Task prompt –
What follows is a set of entries. Repeat them exactly, but not their pictures.

Dataset –
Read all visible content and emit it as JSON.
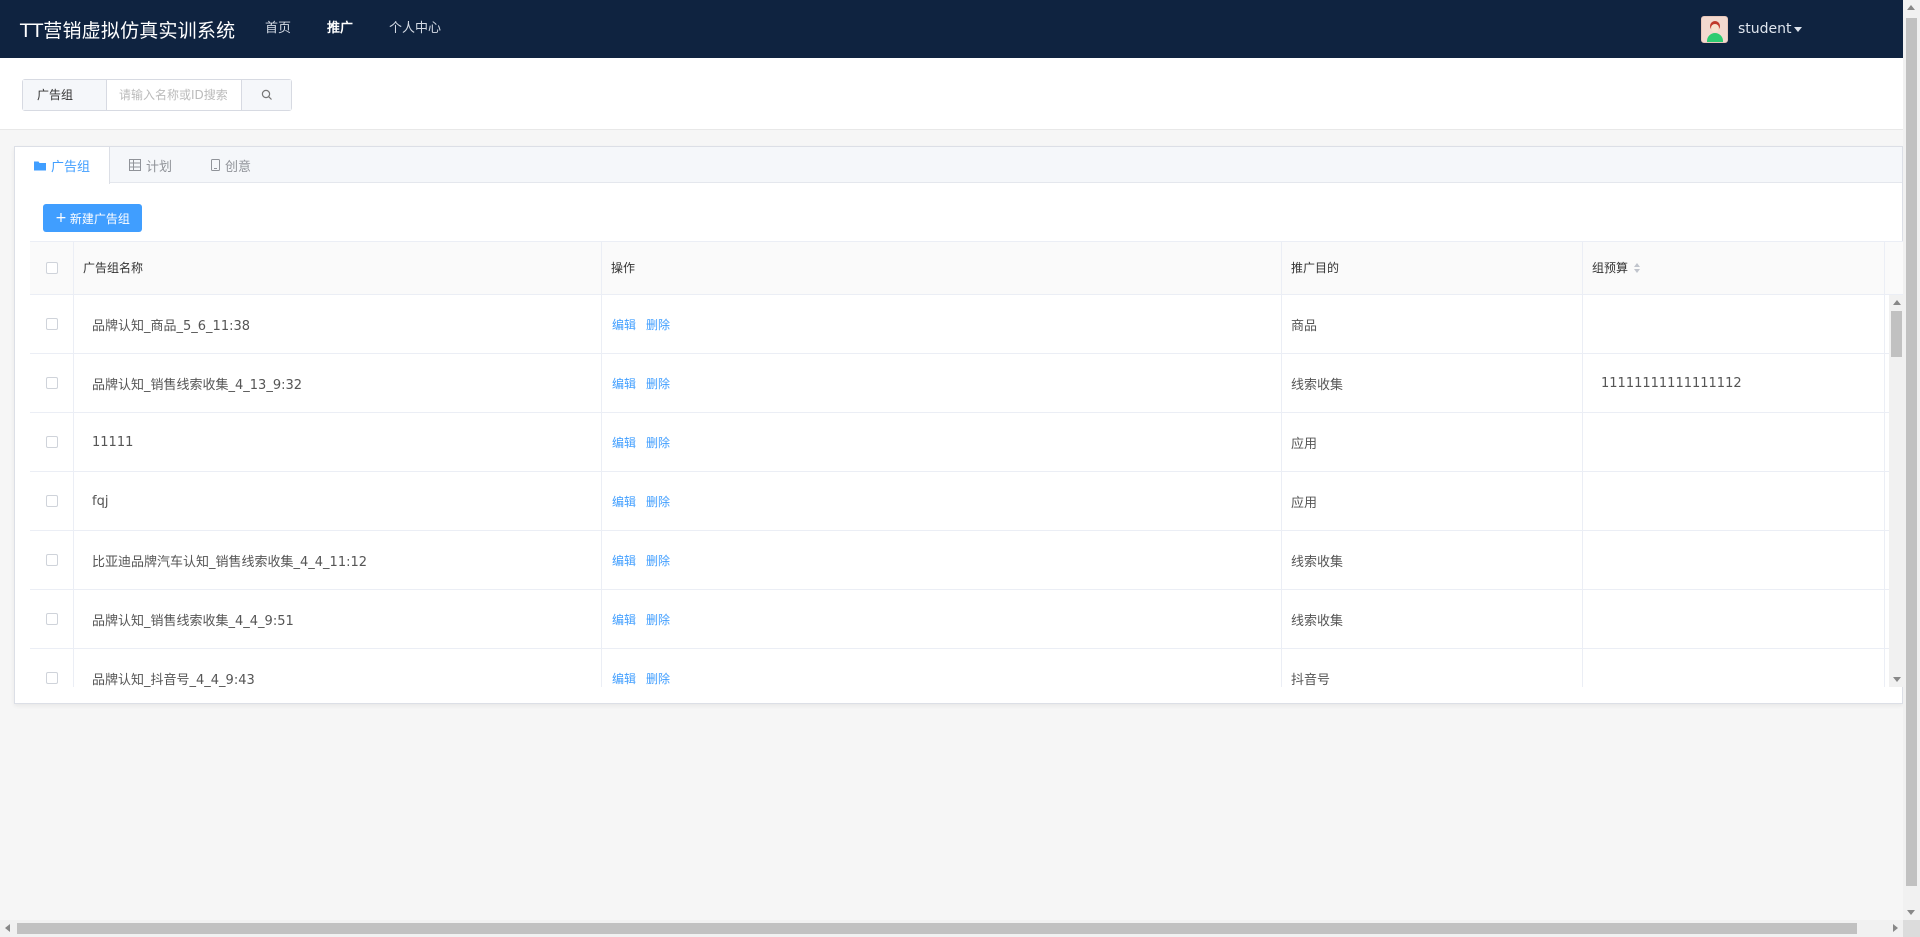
{
  "app": {
    "title": "TT营销虚拟仿真实训系统",
    "nav": [
      {
        "label": "首页",
        "active": false
      },
      {
        "label": "推广",
        "active": true
      },
      {
        "label": "个人中心",
        "active": false
      }
    ],
    "user": {
      "name": "student",
      "avatar_icon": "user-avatar-icon"
    }
  },
  "search": {
    "scope": "广告组",
    "placeholder": "请输入名称或ID搜索",
    "value": "",
    "button_icon": "search-icon"
  },
  "tabs": [
    {
      "label": "广告组",
      "icon": "folder-icon",
      "active": true
    },
    {
      "label": "计划",
      "icon": "table-icon",
      "active": false
    },
    {
      "label": "创意",
      "icon": "mobile-icon",
      "active": false
    }
  ],
  "toolbar": {
    "new_label": "新建广告组"
  },
  "table": {
    "columns": [
      "广告组名称",
      "操作",
      "推广目的",
      "组预算"
    ],
    "actions": {
      "edit": "编辑",
      "delete": "删除"
    },
    "rows": [
      {
        "name": "品牌认知_商品_5_6_11:38",
        "purpose": "商品",
        "budget": ""
      },
      {
        "name": "品牌认知_销售线索收集_4_13_9:32",
        "purpose": "线索收集",
        "budget": "11111111111111112"
      },
      {
        "name": "11111",
        "purpose": "应用",
        "budget": ""
      },
      {
        "name": "fqj",
        "purpose": "应用",
        "budget": ""
      },
      {
        "name": "比亚迪品牌汽车认知_销售线索收集_4_4_11:12",
        "purpose": "线索收集",
        "budget": ""
      },
      {
        "name": "品牌认知_销售线索收集_4_4_9:51",
        "purpose": "线索收集",
        "budget": ""
      },
      {
        "name": "品牌认知_抖音号_4_4_9:43",
        "purpose": "抖音号",
        "budget": ""
      }
    ]
  },
  "colors": {
    "header_bg": "#0f2340",
    "accent": "#409eff",
    "page_bg": "#f6f6f6"
  }
}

Solved exercise –
Read all visible content and emit it as JSON.
{
  "app": {
    "title": "TT营销虚拟仿真实训系统",
    "nav": [
      {
        "label": "首页",
        "active": false
      },
      {
        "label": "推广",
        "active": true
      },
      {
        "label": "个人中心",
        "active": false
      }
    ],
    "user": {
      "name": "student",
      "avatar_icon": "user-avatar-icon"
    }
  },
  "search": {
    "scope": "广告组",
    "placeholder": "请输入名称或ID搜索",
    "value": "",
    "button_icon": "search-icon"
  },
  "tabs": [
    {
      "label": "广告组",
      "icon": "folder-icon",
      "active": true
    },
    {
      "label": "计划",
      "icon": "table-icon",
      "active": false
    },
    {
      "label": "创意",
      "icon": "mobile-icon",
      "active": false
    }
  ],
  "toolbar": {
    "new_label": "新建广告组"
  },
  "table": {
    "columns": [
      "广告组名称",
      "操作",
      "推广目的",
      "组预算"
    ],
    "actions": {
      "edit": "编辑",
      "delete": "删除"
    },
    "rows": [
      {
        "name": "品牌认知_商品_5_6_11:38",
        "purpose": "商品",
        "budget": ""
      },
      {
        "name": "品牌认知_销售线索收集_4_13_9:32",
        "purpose": "线索收集",
        "budget": "11111111111111112"
      },
      {
        "name": "11111",
        "purpose": "应用",
        "budget": ""
      },
      {
        "name": "fqj",
        "purpose": "应用",
        "budget": ""
      },
      {
        "name": "比亚迪品牌汽车认知_销售线索收集_4_4_11:12",
        "purpose": "线索收集",
        "budget": ""
      },
      {
        "name": "品牌认知_销售线索收集_4_4_9:51",
        "purpose": "线索收集",
        "budget": ""
      },
      {
        "name": "品牌认知_抖音号_4_4_9:43",
        "purpose": "抖音号",
        "budget": ""
      }
    ]
  },
  "colors": {
    "header_bg": "#0f2340",
    "accent": "#409eff",
    "page_bg": "#f6f6f6"
  }
}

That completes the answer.